(WHAT IS EXPECTED): In the listing below, locate the lines that hold the string "Extract". Copy those lines.

(Dataset rows about figures)
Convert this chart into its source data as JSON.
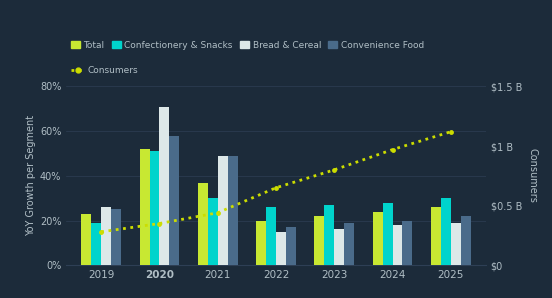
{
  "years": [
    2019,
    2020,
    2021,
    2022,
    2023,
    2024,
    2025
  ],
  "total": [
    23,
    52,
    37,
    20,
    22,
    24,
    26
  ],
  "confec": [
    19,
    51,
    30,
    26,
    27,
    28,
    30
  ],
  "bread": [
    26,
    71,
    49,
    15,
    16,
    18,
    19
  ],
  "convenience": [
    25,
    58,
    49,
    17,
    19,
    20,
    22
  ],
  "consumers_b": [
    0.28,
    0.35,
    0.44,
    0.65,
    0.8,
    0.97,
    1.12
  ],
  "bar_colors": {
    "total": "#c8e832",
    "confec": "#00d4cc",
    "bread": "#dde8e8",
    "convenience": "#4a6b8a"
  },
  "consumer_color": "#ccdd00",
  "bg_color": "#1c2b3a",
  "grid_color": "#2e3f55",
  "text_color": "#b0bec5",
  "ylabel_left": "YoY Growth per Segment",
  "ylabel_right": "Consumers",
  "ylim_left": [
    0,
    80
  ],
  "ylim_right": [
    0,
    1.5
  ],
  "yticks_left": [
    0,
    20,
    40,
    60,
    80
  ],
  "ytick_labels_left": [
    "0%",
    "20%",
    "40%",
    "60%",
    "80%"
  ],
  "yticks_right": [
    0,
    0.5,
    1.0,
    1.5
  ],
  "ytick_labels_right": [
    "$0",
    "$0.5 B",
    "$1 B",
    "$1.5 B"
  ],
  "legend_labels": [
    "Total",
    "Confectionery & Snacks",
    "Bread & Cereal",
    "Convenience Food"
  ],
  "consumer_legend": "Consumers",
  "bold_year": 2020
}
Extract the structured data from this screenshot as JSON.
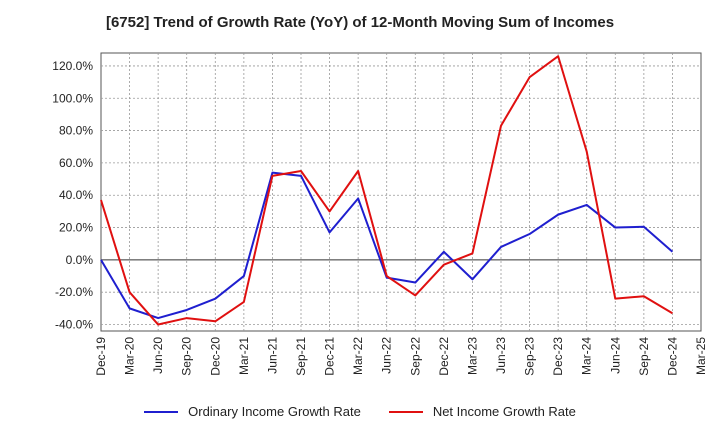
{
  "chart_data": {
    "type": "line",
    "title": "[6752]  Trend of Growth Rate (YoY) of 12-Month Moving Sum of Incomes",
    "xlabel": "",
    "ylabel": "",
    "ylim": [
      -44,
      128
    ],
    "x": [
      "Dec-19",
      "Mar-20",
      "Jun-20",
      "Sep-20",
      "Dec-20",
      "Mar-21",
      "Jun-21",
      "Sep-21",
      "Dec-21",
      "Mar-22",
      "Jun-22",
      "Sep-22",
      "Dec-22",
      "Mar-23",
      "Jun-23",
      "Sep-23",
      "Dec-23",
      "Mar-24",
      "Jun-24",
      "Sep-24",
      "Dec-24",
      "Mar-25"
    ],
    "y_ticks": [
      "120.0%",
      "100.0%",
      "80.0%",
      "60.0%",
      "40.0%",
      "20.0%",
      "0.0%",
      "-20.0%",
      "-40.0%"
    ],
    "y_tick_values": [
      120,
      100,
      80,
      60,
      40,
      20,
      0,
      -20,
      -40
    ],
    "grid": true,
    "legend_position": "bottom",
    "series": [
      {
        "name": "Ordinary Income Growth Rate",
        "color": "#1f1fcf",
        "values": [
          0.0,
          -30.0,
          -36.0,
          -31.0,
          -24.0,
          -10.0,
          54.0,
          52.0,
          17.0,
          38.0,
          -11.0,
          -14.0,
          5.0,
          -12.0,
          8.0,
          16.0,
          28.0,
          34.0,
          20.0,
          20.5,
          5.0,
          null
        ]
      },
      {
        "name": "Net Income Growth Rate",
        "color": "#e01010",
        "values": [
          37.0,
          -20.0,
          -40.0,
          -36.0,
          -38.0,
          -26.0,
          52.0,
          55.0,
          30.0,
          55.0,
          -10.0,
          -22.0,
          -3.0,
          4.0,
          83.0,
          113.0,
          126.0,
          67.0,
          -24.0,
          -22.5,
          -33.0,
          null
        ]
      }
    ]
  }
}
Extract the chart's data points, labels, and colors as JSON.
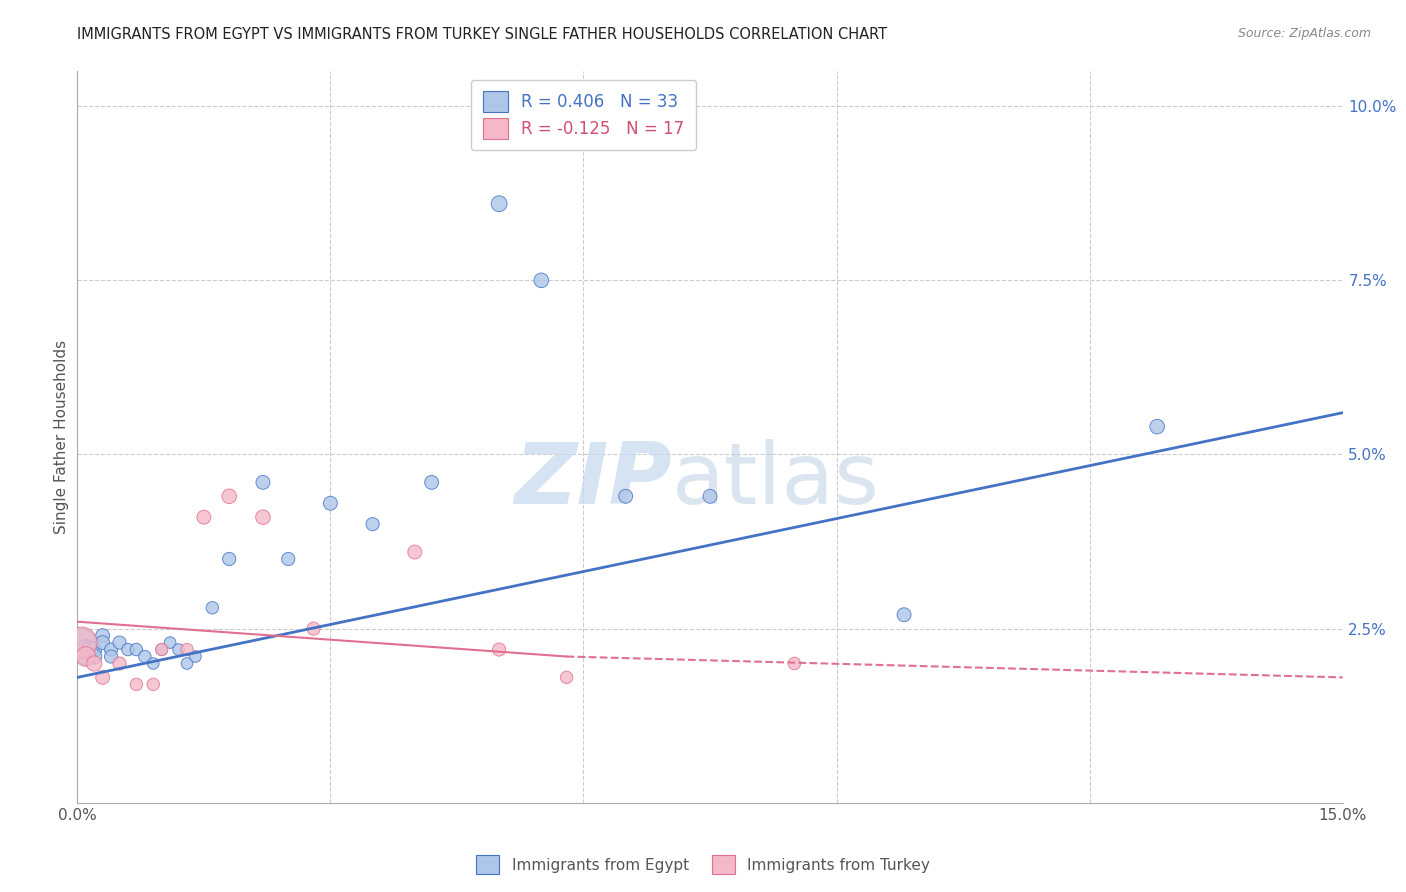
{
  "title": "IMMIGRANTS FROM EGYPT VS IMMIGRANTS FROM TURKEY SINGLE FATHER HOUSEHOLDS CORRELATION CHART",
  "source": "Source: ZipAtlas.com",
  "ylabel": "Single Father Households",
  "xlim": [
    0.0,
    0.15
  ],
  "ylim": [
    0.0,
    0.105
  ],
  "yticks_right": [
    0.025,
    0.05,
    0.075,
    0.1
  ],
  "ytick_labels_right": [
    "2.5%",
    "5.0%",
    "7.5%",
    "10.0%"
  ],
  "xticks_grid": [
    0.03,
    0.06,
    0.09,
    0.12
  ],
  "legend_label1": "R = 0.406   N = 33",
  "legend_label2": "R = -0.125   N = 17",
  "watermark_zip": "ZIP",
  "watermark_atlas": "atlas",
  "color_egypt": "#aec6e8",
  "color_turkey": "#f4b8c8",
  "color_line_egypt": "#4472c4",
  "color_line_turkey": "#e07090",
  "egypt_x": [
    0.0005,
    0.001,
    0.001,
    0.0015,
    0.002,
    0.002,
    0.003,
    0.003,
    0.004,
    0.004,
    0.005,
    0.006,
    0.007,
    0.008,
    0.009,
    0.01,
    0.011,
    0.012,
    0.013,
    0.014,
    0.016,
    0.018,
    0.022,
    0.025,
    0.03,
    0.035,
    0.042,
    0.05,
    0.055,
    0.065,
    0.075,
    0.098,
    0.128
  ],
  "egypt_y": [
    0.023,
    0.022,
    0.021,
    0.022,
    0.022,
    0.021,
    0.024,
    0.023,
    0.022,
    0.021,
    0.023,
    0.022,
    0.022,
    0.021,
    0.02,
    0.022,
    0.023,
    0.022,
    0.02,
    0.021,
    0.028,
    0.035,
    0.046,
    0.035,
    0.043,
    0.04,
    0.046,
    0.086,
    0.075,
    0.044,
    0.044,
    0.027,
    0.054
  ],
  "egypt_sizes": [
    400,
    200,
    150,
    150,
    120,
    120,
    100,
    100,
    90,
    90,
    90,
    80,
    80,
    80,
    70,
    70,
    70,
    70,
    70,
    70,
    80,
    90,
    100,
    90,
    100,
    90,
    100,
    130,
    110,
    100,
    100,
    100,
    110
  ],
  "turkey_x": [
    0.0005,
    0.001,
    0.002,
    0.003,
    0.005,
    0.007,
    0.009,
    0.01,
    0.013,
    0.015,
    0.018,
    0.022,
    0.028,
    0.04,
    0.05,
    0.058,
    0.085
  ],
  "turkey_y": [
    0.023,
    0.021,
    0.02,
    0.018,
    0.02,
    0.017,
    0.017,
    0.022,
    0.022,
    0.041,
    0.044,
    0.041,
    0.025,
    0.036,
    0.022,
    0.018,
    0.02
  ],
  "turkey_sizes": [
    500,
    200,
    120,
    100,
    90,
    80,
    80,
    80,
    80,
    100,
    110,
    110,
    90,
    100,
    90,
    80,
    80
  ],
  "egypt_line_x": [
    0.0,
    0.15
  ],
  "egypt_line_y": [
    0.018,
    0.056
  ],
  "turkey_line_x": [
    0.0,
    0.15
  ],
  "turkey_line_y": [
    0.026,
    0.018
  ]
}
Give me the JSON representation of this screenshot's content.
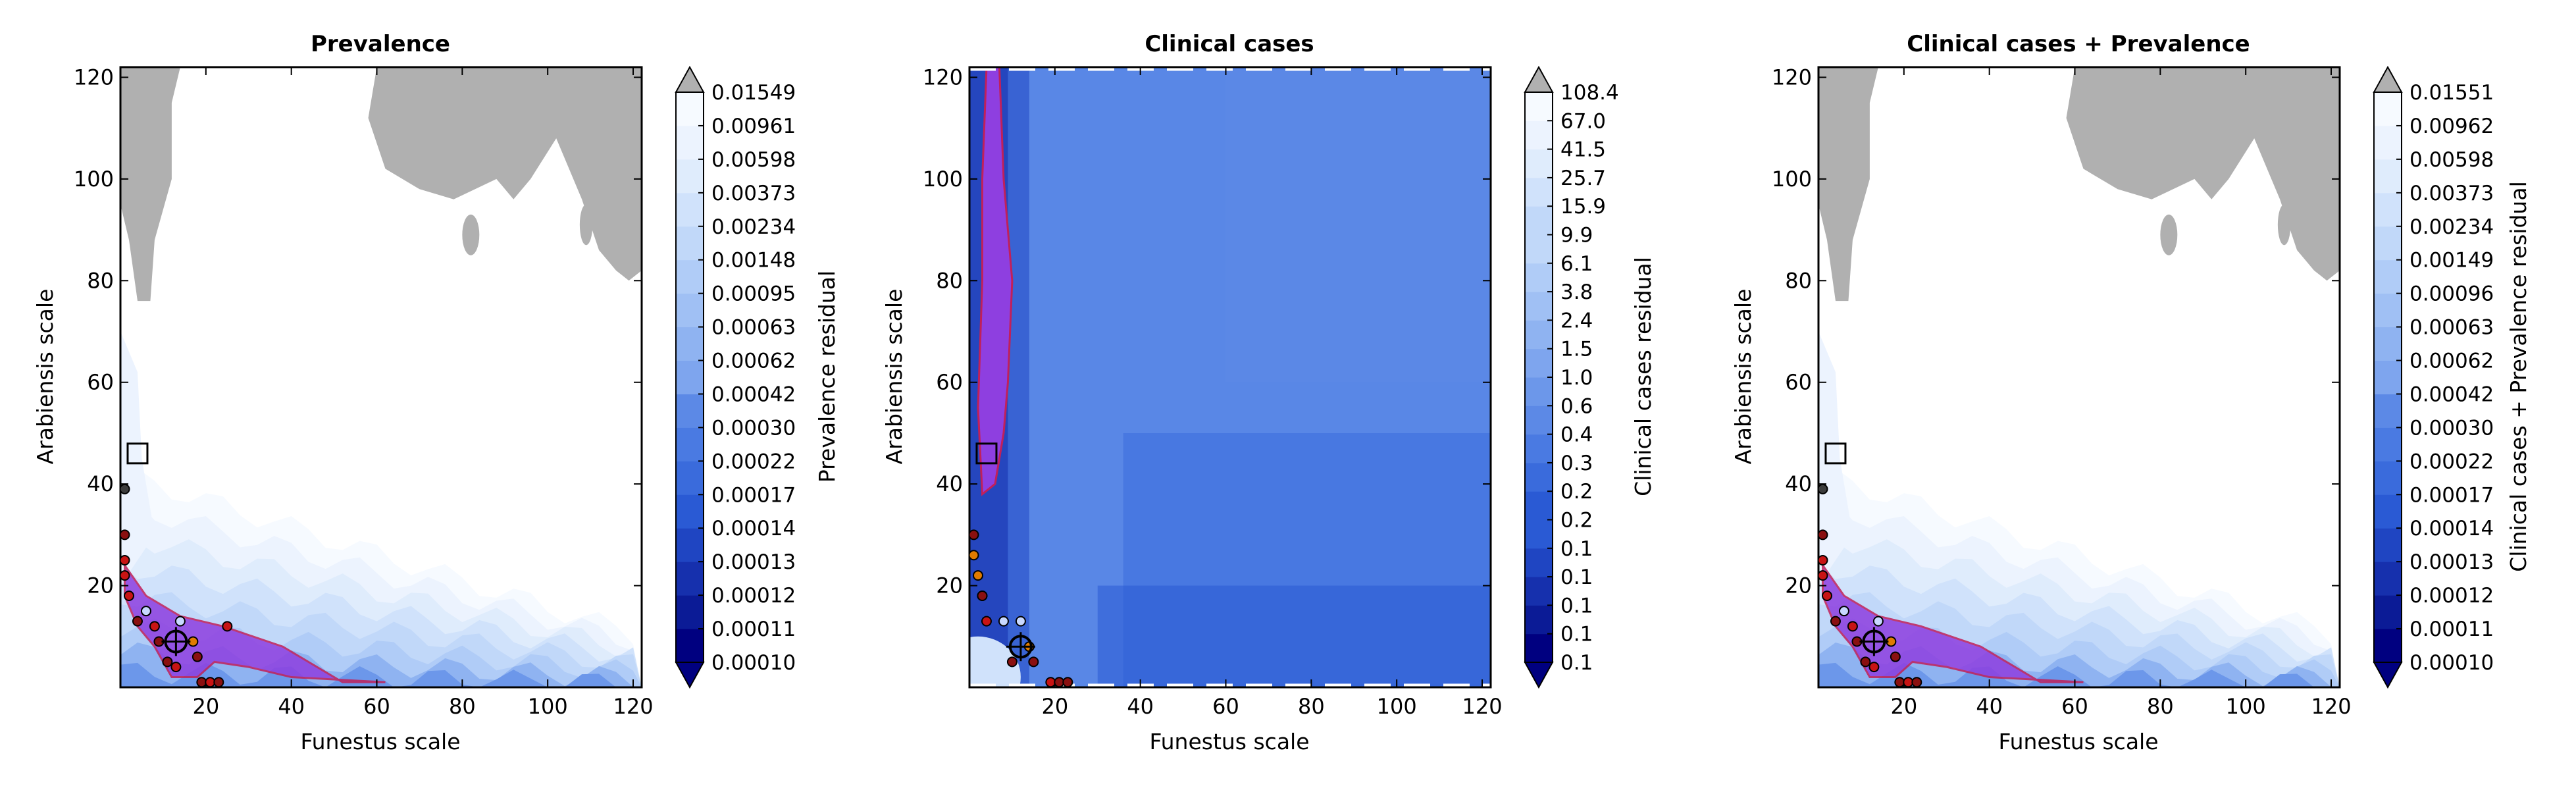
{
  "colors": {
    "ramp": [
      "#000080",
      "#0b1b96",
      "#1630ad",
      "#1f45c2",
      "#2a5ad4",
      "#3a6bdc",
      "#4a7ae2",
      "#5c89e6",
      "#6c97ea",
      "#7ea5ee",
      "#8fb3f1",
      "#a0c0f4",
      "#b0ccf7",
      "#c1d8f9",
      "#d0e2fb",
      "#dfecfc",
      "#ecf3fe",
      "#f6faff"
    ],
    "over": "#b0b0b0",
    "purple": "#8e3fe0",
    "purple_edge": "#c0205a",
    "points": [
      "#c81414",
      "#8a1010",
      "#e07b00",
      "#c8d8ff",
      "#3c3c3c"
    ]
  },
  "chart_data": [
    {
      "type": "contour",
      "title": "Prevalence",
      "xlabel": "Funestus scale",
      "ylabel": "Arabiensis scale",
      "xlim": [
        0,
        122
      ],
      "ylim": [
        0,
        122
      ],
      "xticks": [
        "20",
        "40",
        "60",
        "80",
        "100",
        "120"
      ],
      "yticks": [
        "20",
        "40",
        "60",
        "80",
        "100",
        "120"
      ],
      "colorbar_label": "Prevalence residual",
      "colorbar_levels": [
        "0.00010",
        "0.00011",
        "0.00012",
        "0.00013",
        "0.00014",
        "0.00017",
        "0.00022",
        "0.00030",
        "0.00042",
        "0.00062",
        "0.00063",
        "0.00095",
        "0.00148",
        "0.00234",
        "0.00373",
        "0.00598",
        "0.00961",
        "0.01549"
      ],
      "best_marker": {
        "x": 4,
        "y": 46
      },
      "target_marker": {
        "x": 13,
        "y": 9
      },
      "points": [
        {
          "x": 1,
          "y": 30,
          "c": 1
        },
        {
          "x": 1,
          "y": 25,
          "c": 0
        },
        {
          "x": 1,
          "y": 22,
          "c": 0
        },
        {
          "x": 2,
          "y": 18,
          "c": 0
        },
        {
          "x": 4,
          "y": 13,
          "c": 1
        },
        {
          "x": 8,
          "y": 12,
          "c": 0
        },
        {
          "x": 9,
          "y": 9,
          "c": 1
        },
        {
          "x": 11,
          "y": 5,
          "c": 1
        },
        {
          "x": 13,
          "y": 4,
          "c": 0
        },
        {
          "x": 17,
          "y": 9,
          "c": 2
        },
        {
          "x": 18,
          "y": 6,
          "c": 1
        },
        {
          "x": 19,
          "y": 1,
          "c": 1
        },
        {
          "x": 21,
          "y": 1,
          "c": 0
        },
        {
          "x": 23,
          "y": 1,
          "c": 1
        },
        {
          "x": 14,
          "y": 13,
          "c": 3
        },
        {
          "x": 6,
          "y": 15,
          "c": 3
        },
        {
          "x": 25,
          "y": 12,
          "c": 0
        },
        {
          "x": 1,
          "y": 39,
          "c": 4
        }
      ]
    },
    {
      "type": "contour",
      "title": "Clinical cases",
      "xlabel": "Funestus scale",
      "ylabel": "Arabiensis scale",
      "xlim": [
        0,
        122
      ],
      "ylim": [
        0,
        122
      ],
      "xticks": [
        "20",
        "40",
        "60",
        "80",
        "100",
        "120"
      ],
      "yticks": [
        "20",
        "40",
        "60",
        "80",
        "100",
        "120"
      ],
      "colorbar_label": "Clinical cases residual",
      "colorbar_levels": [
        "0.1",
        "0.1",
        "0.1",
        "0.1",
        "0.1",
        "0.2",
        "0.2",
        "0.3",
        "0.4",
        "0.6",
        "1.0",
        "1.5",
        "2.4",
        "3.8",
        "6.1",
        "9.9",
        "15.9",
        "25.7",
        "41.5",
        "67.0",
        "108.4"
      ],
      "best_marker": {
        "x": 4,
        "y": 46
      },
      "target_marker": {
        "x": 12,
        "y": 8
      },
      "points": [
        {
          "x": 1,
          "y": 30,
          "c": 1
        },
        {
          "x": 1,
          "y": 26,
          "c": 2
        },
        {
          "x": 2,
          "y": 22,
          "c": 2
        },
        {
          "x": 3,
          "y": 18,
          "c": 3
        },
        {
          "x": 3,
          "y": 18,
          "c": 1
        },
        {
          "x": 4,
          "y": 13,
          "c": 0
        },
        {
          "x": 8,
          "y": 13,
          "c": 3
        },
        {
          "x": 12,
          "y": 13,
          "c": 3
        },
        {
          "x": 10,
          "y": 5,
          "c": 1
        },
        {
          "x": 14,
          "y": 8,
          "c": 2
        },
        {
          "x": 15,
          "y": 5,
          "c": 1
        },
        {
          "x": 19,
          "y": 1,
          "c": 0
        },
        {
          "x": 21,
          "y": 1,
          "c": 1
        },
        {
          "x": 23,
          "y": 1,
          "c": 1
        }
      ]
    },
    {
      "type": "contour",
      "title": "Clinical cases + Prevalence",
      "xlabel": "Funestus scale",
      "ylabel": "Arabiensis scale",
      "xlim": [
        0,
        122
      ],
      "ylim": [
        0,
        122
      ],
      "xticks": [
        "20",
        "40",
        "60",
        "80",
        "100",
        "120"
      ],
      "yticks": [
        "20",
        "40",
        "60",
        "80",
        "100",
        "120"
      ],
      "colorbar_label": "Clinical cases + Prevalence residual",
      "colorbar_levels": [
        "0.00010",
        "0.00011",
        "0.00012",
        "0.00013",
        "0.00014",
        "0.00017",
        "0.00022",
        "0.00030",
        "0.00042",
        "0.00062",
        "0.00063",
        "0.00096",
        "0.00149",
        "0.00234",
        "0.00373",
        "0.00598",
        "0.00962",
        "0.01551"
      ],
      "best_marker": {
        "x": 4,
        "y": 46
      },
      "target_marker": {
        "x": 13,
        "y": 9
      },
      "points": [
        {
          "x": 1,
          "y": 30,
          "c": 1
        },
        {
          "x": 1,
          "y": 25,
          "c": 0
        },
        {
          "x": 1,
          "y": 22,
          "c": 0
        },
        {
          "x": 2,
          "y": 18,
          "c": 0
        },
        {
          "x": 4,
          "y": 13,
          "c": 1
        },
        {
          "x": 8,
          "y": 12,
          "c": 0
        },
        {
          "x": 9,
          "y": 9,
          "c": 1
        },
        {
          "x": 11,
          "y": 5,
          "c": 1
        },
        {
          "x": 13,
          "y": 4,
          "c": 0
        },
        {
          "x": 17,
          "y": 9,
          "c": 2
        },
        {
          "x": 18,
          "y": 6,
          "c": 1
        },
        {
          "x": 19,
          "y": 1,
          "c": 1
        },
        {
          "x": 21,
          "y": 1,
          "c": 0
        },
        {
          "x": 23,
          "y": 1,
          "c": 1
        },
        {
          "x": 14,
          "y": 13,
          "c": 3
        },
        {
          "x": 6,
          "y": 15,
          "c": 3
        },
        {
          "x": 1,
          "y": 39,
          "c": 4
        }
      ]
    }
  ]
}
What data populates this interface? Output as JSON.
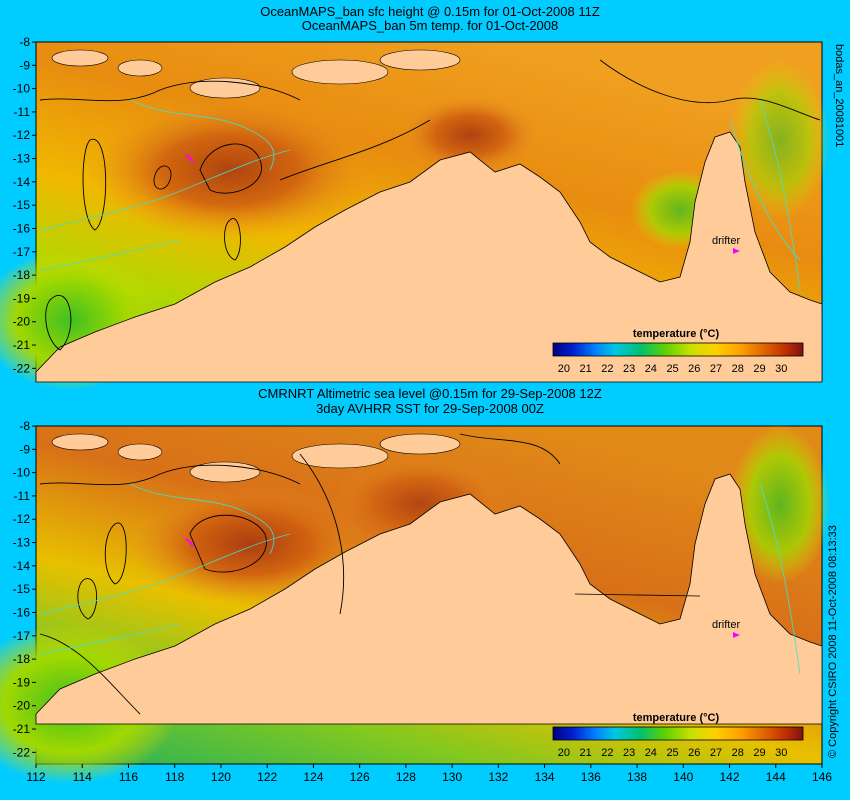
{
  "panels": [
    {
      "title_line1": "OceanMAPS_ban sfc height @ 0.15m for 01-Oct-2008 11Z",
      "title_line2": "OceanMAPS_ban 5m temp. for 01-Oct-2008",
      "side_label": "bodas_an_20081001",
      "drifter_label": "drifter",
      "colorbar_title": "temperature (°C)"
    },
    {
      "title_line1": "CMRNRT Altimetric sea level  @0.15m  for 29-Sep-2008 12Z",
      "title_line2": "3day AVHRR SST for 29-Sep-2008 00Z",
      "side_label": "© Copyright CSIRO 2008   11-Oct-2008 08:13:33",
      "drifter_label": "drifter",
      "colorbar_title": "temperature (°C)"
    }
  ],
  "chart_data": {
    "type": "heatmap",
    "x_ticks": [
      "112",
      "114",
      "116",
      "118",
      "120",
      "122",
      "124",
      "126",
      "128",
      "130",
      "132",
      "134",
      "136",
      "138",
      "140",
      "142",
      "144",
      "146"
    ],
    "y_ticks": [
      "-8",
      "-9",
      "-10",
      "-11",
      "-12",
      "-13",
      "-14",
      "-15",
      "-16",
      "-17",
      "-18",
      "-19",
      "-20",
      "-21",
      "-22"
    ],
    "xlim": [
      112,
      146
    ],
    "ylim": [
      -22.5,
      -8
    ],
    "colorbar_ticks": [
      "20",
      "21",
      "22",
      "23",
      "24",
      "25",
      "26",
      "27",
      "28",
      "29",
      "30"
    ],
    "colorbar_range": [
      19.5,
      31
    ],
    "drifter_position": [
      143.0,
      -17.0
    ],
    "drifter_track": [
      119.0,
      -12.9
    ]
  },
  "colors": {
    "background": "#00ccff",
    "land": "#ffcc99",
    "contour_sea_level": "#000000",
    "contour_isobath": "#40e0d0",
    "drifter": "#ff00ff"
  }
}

(RESPONSE TO THIS EXERCISE):
Extract the structured data from this screenshot as JSON.
Extract the chart's data points, labels, and colors as JSON.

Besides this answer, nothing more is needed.